**GOAL**
Provide the number of lines where the word "Rocco" occurs, and no other text.

**DATASET**
================

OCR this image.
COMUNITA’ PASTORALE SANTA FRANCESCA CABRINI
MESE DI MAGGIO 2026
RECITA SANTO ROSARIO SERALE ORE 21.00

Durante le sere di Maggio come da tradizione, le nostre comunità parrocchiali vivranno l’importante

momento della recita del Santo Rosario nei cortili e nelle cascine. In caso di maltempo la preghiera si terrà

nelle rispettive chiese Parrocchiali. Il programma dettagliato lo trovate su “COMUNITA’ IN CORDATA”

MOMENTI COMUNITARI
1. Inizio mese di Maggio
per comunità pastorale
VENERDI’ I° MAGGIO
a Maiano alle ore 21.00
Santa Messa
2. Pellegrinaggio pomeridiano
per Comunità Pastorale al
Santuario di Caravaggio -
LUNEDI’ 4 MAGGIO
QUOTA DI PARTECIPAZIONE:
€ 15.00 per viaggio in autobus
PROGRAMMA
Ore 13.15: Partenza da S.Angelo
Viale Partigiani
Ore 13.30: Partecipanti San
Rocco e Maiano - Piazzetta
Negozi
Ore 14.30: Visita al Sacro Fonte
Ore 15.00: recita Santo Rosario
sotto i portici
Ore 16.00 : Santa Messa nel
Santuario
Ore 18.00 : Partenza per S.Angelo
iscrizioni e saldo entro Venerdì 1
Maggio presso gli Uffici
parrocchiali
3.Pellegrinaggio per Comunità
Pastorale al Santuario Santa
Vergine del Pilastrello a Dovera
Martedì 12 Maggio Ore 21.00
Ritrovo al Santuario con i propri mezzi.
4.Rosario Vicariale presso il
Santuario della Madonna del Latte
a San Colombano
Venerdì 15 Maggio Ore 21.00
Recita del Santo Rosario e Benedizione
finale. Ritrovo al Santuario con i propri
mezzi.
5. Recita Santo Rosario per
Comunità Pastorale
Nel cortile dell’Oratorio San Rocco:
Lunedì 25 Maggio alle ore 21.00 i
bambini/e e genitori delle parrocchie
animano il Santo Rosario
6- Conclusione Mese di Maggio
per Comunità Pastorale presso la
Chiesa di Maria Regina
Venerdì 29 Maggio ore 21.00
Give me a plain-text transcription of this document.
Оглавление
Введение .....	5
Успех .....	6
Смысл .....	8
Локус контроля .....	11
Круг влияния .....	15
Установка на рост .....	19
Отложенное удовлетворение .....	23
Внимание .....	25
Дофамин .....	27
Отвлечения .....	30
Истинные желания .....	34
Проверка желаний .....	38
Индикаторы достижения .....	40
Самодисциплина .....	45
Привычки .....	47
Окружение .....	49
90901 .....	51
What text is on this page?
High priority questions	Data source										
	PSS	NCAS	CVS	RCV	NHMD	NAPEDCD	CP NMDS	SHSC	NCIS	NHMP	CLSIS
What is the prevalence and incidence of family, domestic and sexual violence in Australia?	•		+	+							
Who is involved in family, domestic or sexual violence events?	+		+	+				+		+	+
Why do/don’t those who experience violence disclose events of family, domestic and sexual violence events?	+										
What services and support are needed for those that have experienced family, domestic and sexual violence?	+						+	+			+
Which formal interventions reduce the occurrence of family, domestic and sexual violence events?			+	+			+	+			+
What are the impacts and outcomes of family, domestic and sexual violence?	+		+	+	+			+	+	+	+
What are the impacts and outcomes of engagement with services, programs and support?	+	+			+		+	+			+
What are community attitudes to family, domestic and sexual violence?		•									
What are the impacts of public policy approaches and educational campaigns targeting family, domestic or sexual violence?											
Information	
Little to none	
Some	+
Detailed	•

================

**RESPONSE TO THE TASK**
2